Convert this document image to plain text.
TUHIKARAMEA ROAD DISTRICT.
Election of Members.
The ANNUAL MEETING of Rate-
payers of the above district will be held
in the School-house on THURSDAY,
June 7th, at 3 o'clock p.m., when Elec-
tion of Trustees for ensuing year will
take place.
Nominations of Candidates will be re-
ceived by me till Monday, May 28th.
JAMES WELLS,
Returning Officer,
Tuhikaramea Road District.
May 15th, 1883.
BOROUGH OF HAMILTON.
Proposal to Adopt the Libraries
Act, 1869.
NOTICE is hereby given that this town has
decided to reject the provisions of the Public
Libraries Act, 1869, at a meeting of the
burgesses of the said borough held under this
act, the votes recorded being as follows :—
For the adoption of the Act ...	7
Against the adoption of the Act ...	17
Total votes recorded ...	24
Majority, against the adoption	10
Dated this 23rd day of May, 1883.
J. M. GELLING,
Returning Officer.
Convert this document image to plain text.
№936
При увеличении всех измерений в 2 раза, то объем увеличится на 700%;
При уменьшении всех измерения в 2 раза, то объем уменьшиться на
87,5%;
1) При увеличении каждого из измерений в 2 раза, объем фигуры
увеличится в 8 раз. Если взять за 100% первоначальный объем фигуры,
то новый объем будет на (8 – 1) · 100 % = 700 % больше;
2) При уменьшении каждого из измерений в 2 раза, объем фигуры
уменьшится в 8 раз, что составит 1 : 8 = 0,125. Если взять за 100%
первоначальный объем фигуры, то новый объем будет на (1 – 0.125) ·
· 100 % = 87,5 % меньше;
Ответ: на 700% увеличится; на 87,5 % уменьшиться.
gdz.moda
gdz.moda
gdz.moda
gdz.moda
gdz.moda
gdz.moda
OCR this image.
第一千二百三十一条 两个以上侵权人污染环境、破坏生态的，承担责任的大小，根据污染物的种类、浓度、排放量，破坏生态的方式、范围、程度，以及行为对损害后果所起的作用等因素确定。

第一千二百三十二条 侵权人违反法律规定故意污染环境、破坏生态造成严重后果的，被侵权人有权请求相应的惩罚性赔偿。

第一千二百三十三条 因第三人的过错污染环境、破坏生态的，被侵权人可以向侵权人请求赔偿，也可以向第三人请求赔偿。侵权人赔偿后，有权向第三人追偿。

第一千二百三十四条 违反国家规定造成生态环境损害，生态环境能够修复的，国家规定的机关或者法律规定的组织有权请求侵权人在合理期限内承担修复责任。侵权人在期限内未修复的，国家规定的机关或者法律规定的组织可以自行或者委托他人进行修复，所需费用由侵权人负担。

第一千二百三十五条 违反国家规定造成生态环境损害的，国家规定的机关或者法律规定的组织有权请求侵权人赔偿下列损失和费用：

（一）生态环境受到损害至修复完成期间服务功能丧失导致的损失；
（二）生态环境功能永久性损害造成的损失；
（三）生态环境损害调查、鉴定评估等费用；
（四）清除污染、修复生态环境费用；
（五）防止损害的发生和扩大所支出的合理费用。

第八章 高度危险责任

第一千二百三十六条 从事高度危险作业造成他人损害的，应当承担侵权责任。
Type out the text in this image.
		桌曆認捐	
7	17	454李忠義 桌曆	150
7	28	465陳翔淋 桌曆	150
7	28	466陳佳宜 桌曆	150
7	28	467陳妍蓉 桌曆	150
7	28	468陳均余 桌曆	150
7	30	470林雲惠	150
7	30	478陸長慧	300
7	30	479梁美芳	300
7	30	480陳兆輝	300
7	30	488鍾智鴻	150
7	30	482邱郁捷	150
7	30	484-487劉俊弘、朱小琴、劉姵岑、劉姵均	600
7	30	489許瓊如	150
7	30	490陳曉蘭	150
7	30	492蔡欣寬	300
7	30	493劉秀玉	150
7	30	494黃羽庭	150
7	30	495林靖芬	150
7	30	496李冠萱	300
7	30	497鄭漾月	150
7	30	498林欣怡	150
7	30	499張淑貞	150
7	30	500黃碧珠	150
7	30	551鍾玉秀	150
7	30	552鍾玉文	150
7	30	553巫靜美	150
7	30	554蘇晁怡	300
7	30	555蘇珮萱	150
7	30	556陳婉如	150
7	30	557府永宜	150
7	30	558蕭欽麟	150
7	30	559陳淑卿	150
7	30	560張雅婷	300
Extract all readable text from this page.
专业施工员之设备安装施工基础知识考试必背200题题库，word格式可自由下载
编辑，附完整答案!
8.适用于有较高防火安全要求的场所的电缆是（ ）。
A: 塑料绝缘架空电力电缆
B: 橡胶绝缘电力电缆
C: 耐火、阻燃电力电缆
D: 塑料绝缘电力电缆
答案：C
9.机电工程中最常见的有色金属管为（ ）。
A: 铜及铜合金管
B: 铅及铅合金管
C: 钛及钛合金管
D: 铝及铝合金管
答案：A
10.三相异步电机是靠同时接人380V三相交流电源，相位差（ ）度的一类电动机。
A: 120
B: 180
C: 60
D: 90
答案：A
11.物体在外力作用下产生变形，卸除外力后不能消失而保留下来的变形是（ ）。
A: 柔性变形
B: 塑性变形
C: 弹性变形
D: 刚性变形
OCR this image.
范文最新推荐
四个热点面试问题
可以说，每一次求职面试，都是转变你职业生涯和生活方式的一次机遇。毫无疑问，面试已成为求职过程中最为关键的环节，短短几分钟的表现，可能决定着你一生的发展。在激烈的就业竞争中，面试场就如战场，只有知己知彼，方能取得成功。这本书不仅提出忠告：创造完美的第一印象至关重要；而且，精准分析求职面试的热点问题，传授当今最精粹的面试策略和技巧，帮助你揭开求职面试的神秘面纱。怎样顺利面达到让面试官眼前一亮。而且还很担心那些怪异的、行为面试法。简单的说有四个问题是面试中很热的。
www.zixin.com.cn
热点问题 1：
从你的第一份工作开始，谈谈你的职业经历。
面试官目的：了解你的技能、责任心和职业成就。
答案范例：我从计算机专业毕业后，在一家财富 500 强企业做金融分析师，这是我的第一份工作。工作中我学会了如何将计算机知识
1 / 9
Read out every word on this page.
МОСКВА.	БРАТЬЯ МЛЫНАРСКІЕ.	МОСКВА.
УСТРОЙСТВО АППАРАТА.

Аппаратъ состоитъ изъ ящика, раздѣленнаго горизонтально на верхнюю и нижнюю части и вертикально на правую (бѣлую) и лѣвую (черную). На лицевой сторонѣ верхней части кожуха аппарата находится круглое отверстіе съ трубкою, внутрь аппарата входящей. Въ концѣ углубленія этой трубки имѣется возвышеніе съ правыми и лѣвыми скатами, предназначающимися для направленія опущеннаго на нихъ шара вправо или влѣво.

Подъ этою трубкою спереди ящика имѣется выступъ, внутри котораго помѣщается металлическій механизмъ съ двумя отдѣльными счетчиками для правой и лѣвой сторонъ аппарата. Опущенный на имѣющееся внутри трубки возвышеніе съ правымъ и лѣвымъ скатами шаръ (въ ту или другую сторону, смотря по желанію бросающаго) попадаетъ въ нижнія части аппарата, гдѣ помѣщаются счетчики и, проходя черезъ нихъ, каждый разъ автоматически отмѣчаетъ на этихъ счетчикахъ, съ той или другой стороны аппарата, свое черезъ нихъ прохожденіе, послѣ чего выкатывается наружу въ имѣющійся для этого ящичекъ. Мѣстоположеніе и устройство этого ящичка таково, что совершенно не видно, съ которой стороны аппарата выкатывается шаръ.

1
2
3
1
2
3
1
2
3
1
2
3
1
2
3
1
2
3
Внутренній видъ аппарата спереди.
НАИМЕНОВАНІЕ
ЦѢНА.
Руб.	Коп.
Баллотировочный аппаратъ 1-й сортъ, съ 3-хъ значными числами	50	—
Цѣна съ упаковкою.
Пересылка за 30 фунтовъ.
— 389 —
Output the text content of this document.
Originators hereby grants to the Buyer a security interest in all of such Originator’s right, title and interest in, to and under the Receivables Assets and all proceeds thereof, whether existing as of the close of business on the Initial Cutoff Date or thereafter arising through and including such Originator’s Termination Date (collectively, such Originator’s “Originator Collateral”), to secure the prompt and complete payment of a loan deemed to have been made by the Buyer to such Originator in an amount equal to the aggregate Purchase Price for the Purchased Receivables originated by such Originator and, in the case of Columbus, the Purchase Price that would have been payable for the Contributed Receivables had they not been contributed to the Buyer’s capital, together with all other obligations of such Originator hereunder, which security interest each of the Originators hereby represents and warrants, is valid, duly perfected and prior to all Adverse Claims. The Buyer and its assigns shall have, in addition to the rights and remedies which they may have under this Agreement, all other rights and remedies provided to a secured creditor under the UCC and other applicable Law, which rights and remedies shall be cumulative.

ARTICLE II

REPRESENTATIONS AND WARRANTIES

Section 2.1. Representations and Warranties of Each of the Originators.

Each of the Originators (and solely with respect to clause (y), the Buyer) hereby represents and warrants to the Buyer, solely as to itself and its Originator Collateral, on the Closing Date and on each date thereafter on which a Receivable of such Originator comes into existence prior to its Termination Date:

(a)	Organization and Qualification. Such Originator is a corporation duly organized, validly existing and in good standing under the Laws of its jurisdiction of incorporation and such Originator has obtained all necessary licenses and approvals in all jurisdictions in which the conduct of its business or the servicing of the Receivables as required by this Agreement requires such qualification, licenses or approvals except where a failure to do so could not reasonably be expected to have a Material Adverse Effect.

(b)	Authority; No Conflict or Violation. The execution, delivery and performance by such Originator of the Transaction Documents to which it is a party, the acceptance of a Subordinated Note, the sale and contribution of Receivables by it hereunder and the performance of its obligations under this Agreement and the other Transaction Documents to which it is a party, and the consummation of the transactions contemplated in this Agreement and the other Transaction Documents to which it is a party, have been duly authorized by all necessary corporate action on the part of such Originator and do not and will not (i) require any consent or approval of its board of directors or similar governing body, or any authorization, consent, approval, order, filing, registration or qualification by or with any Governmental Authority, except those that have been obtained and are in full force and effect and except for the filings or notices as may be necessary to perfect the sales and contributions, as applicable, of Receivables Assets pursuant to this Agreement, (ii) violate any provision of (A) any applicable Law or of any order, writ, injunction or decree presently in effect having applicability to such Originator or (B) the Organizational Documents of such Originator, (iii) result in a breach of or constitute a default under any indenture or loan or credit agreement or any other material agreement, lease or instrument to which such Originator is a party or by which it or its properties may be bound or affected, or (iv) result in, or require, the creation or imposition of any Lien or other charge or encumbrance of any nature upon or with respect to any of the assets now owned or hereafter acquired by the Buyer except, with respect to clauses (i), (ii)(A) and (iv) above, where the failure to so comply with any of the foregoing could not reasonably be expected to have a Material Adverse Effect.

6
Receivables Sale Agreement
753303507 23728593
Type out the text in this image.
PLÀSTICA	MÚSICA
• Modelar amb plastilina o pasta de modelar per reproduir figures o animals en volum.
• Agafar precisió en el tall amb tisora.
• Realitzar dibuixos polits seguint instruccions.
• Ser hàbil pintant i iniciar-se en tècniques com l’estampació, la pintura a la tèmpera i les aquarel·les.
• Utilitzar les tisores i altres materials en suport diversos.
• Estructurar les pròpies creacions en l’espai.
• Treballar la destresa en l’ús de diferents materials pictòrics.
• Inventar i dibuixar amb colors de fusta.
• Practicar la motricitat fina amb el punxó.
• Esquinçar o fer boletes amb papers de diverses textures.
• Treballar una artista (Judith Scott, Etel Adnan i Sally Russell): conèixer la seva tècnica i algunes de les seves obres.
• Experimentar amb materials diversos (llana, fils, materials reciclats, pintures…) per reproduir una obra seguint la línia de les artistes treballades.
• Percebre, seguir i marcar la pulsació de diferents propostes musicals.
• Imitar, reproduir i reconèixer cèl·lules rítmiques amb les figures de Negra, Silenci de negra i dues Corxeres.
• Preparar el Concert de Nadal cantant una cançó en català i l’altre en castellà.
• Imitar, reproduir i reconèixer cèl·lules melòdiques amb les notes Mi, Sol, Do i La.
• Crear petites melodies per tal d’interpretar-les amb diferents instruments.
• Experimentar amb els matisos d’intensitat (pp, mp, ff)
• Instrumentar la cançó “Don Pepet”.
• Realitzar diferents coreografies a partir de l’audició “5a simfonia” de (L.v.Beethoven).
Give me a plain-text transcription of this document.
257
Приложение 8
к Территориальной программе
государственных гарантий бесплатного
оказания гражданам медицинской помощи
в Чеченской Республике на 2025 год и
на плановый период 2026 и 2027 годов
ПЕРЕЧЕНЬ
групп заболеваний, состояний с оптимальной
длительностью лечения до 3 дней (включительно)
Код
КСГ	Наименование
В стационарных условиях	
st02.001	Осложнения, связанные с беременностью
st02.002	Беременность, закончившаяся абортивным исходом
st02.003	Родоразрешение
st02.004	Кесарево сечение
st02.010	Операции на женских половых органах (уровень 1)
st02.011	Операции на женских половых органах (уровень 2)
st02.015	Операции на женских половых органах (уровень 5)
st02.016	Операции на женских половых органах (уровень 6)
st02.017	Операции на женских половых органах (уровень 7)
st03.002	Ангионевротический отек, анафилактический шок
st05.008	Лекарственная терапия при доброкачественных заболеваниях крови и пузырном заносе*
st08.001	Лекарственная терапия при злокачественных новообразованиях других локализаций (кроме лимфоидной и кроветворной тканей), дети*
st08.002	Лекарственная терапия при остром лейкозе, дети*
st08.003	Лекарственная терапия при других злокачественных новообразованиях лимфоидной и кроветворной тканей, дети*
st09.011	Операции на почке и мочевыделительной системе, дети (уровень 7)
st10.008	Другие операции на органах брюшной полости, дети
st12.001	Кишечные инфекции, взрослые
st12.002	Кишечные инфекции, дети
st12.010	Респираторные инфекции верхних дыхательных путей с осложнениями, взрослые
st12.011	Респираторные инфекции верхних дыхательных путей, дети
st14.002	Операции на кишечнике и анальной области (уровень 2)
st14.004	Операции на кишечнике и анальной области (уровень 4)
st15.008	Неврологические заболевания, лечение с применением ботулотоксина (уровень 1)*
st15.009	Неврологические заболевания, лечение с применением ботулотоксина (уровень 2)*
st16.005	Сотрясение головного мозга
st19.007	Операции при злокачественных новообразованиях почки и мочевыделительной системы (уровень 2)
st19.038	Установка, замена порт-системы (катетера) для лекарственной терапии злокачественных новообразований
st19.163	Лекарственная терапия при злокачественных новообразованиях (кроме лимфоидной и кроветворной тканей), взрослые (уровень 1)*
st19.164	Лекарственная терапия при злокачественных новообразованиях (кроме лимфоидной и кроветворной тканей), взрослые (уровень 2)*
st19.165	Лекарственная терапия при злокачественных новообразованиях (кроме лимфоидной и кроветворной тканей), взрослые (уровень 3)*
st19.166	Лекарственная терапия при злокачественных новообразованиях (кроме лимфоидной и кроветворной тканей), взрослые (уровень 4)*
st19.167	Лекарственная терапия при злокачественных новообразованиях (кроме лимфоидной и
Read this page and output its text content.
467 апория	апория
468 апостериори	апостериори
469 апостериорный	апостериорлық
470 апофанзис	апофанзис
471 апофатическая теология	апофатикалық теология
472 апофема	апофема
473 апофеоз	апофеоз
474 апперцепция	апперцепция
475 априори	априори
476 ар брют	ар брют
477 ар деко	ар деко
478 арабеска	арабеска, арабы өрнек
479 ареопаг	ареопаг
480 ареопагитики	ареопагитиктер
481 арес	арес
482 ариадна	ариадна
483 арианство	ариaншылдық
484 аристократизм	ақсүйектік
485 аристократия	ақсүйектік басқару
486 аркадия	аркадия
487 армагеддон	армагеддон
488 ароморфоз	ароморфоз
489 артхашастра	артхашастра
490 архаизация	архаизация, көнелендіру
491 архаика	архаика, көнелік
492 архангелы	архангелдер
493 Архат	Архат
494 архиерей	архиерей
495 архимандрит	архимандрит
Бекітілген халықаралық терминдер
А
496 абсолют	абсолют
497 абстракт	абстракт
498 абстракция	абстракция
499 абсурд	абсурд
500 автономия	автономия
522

> [WHAT YOU HAVE TO DO] Locate the lines above that hold the word "скатами". Show every one of them.

> [RESPONSE]
Аппаратъ состоитъ изъ ящика, раздѣленнаго горизонтально на верхнюю и нижнюю части и вертикально на правую (бѣлую) и лѣвую (черную). На лицевой сторонѣ верхней части кожуха аппарата находится круглое отверстіе съ трубкою, внутрь аппарата входящей. Въ концѣ углубленія этой трубки имѣется возвышеніе съ правыми и лѣвыми скатами, предназначающимися для направленія опущеннаго на нихъ шара вправо или влѣво.
Подъ этою трубкою спереди ящика имѣется выступъ, внутри котораго помѣщается металлическій механизмъ съ двумя отдѣльными счетчиками для правой и лѣвой сторонъ аппарата. Опущенный на имѣющееся внутри трубки возвышеніе съ правымъ и лѣвымъ скатами шаръ (въ ту или другую сторону, смотря по желанію бросающаго) попадаетъ въ нижнія части аппарата, гдѣ помѣщаются счетчики и, проходя черезъ нихъ, каждый разъ автоматически отмѣчаетъ на этихъ счетчикахъ, съ той или другой стороны аппарата, свое черезъ нихъ прохожденіе, послѣ чего выкатывается наружу въ имѣющійся для этого ящичекъ. Мѣстоположеніе и устройство этого ящичка таково, что совершенно не видно, съ которой стороны аппарата выкатывается шаръ.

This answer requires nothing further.